### The records:

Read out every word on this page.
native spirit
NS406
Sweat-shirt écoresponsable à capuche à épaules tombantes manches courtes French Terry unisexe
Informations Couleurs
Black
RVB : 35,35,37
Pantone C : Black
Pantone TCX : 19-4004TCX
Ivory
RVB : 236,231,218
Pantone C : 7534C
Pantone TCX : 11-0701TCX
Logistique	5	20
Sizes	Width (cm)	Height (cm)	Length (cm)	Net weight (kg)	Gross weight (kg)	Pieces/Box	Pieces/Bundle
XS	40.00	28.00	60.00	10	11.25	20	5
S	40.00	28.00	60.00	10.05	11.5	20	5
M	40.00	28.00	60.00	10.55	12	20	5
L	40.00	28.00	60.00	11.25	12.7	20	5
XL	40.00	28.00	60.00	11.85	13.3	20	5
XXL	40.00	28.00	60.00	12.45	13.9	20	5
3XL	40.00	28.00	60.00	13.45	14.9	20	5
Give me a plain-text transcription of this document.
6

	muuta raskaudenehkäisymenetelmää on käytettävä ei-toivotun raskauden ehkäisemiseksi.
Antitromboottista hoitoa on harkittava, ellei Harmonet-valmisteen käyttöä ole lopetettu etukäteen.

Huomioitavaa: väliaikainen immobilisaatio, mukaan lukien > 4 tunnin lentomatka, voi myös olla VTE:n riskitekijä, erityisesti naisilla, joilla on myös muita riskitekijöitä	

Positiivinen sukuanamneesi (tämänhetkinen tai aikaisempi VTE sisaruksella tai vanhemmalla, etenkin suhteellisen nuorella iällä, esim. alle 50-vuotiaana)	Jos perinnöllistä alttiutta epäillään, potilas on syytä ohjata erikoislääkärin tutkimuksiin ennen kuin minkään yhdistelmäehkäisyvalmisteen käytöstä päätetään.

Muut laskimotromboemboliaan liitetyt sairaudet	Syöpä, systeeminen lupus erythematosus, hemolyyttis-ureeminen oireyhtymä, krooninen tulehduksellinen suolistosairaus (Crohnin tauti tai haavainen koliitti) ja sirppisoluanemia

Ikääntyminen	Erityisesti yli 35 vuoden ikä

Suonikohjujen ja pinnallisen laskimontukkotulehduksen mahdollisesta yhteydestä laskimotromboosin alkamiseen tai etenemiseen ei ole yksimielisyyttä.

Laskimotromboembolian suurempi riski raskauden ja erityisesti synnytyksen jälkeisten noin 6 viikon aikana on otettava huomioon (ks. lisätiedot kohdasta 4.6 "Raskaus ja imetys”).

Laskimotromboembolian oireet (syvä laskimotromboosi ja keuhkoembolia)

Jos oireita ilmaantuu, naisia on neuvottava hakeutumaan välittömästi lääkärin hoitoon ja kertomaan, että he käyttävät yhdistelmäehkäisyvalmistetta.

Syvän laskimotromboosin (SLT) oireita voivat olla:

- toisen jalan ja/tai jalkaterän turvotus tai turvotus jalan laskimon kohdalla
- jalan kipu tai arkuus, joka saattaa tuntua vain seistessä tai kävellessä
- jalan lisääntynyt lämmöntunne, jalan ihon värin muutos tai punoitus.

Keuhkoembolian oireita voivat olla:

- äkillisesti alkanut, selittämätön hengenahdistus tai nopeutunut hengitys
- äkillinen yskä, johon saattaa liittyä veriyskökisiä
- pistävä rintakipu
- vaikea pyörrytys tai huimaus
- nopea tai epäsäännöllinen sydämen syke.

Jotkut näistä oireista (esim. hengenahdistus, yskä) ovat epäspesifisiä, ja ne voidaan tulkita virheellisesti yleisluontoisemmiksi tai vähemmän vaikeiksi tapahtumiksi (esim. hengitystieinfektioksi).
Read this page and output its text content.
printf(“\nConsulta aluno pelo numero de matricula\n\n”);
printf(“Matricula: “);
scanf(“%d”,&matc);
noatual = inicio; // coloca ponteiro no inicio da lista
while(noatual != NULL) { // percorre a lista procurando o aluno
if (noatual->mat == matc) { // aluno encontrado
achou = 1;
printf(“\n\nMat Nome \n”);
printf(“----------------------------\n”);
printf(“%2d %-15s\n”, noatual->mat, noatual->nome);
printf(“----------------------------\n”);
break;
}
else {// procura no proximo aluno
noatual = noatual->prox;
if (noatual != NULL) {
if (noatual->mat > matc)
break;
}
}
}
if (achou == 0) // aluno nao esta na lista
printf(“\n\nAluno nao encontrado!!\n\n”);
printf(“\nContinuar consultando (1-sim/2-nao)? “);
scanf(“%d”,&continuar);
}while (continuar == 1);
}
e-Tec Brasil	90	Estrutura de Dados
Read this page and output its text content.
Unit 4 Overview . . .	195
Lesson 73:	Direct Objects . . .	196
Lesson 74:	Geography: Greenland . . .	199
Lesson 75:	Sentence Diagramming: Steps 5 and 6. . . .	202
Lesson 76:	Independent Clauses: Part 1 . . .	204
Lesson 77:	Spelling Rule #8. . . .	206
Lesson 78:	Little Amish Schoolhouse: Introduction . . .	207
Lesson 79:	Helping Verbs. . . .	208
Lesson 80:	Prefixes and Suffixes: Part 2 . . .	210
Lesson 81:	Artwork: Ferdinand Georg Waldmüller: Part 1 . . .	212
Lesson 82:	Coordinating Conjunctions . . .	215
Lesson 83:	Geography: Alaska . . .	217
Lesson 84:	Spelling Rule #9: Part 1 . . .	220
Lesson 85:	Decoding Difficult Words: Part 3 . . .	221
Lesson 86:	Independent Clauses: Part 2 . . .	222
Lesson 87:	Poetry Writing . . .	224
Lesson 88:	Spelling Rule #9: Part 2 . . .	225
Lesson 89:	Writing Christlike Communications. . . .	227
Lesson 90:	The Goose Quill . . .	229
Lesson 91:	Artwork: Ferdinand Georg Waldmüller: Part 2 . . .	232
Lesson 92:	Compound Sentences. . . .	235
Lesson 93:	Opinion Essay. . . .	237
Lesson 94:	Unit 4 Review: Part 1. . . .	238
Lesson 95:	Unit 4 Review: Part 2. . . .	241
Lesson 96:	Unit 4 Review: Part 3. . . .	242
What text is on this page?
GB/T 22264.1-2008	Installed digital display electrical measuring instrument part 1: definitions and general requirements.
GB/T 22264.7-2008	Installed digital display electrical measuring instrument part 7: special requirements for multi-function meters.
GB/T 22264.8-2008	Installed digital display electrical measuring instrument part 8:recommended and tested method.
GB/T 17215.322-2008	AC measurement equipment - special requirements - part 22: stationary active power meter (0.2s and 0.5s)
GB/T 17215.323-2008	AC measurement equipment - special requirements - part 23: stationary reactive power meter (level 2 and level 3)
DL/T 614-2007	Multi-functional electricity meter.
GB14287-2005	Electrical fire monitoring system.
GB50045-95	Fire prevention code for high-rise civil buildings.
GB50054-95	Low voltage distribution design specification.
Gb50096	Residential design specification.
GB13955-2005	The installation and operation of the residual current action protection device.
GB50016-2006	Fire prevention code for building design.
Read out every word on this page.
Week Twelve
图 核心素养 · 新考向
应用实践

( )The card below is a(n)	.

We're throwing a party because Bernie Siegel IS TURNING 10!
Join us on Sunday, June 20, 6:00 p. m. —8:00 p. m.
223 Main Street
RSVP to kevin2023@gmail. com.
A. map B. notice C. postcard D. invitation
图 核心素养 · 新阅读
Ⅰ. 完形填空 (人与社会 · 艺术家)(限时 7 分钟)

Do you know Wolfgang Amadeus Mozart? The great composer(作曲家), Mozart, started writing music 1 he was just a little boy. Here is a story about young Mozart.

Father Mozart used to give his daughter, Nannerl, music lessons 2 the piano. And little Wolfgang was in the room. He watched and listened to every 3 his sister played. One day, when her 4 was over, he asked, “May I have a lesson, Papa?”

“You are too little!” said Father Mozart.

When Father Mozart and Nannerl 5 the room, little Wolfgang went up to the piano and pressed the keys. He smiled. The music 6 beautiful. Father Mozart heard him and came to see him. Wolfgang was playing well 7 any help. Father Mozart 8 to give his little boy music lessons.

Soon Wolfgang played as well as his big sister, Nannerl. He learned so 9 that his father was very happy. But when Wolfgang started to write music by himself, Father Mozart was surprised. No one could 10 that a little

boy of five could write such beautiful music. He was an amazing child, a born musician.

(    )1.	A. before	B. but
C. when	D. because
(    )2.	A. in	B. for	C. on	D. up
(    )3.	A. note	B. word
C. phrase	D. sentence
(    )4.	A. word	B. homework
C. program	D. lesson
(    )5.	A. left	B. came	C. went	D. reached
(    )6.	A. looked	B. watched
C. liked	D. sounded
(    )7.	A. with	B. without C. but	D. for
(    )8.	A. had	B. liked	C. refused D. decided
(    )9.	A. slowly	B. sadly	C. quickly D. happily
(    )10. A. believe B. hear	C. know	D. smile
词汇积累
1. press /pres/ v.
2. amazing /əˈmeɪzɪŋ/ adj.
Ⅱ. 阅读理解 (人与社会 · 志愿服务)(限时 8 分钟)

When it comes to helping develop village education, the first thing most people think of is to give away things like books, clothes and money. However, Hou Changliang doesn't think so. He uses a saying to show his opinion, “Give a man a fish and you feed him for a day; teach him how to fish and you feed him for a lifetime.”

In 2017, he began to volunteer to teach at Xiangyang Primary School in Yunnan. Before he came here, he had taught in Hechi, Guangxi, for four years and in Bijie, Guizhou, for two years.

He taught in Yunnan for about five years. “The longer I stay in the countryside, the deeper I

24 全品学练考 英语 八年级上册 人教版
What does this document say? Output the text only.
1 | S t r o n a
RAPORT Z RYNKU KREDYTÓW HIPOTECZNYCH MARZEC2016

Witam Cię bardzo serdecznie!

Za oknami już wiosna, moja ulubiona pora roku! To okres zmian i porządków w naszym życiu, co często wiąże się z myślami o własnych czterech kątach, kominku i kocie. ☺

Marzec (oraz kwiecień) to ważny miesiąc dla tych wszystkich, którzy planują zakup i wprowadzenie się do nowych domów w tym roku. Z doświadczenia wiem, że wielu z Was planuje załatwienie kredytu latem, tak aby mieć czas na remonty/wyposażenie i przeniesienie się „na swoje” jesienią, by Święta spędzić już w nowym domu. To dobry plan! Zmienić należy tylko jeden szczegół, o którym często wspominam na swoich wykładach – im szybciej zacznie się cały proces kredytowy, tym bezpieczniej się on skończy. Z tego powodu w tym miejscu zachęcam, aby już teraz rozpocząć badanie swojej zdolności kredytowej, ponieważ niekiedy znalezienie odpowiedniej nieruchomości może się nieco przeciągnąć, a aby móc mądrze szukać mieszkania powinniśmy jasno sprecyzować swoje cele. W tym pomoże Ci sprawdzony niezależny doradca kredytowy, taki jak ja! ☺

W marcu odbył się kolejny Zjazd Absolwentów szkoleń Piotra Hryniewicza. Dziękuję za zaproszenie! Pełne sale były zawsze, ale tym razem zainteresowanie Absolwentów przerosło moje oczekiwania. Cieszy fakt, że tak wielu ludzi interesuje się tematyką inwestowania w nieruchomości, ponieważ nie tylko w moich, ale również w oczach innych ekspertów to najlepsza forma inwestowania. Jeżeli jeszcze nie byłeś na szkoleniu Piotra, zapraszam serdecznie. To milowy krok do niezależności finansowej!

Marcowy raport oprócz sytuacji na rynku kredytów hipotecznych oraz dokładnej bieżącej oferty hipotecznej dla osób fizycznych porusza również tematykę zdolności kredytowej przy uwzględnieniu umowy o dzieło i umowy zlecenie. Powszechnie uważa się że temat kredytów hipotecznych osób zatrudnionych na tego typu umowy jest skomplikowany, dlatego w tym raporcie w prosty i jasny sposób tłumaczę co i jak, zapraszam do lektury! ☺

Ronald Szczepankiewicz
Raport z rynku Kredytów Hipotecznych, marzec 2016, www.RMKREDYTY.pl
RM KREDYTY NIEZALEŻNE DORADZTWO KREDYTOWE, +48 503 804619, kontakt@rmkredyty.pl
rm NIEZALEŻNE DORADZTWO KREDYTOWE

### Task brief:
Nothing but a number is needed here: how many lines hold the string "olla"?

### Right answer:
3